** Start Supplied material **

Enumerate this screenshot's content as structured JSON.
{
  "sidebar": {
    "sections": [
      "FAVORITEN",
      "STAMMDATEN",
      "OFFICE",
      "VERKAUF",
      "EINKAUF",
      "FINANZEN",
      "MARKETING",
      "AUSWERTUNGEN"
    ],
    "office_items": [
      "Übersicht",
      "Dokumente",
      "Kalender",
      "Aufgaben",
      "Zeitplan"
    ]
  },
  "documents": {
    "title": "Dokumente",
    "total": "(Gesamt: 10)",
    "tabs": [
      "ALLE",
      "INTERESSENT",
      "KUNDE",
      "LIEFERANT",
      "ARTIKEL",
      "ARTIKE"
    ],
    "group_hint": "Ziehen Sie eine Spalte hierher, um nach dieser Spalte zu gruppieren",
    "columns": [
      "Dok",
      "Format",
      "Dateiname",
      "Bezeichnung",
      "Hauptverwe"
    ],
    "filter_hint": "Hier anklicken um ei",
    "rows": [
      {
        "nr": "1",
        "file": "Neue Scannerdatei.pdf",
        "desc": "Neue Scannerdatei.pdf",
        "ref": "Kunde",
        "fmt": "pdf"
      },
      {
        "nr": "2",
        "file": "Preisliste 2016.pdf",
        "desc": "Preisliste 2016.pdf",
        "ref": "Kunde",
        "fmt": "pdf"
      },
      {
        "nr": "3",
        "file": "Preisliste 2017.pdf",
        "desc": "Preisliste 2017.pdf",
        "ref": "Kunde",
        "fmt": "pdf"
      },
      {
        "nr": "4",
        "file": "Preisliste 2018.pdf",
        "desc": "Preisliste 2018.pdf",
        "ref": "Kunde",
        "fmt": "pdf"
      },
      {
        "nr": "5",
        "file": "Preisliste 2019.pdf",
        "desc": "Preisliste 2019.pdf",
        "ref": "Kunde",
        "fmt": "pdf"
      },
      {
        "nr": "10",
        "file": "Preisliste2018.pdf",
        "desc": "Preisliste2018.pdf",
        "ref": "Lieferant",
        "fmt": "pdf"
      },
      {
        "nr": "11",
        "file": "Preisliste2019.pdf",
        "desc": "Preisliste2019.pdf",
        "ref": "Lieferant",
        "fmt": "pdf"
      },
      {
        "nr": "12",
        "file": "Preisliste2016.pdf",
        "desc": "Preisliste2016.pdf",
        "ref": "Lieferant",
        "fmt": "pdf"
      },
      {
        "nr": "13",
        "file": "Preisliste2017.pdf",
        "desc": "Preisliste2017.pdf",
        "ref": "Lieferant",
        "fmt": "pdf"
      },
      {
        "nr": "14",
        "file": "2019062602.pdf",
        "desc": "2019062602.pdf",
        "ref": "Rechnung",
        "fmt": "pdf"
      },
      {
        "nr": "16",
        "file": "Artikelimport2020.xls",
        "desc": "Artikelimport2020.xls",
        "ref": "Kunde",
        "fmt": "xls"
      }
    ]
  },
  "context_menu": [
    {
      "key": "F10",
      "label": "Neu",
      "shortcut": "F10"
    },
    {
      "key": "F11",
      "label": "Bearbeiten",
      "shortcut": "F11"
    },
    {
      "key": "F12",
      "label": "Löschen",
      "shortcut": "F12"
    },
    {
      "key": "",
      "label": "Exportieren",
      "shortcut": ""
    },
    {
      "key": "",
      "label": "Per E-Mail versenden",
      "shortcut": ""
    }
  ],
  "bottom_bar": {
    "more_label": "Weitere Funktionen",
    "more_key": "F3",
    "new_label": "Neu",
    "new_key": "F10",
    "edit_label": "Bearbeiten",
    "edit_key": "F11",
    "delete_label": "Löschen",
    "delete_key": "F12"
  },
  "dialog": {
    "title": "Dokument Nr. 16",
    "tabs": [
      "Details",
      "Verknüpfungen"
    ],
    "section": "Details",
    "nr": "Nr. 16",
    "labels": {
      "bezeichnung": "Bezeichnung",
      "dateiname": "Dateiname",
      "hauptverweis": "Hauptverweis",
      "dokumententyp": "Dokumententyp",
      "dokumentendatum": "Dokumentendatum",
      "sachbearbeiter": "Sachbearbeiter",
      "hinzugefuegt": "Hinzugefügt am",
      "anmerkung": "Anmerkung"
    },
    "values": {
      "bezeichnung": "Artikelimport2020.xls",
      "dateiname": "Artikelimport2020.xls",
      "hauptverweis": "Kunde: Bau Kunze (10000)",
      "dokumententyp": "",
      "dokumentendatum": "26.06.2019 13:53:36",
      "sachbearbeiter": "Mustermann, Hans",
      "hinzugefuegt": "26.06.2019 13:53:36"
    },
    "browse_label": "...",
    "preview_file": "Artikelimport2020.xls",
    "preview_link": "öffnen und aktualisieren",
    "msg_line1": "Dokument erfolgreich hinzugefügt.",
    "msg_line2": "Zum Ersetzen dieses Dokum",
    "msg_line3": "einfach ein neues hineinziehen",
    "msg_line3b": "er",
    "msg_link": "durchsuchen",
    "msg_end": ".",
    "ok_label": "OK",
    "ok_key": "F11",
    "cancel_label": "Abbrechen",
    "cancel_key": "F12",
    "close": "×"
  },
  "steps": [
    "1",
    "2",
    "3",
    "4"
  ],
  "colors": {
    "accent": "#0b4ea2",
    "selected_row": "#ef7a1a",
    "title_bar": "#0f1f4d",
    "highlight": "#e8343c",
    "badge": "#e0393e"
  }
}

** End Supplied material **

Find the word "shortcut" in the entries, and copy every line it shows up in.

- _Problem solution_:
      "shortcut": "F10"
      "shortcut": "F11"
      "shortcut": "F12"
      "shortcut": ""
      "shortcut": ""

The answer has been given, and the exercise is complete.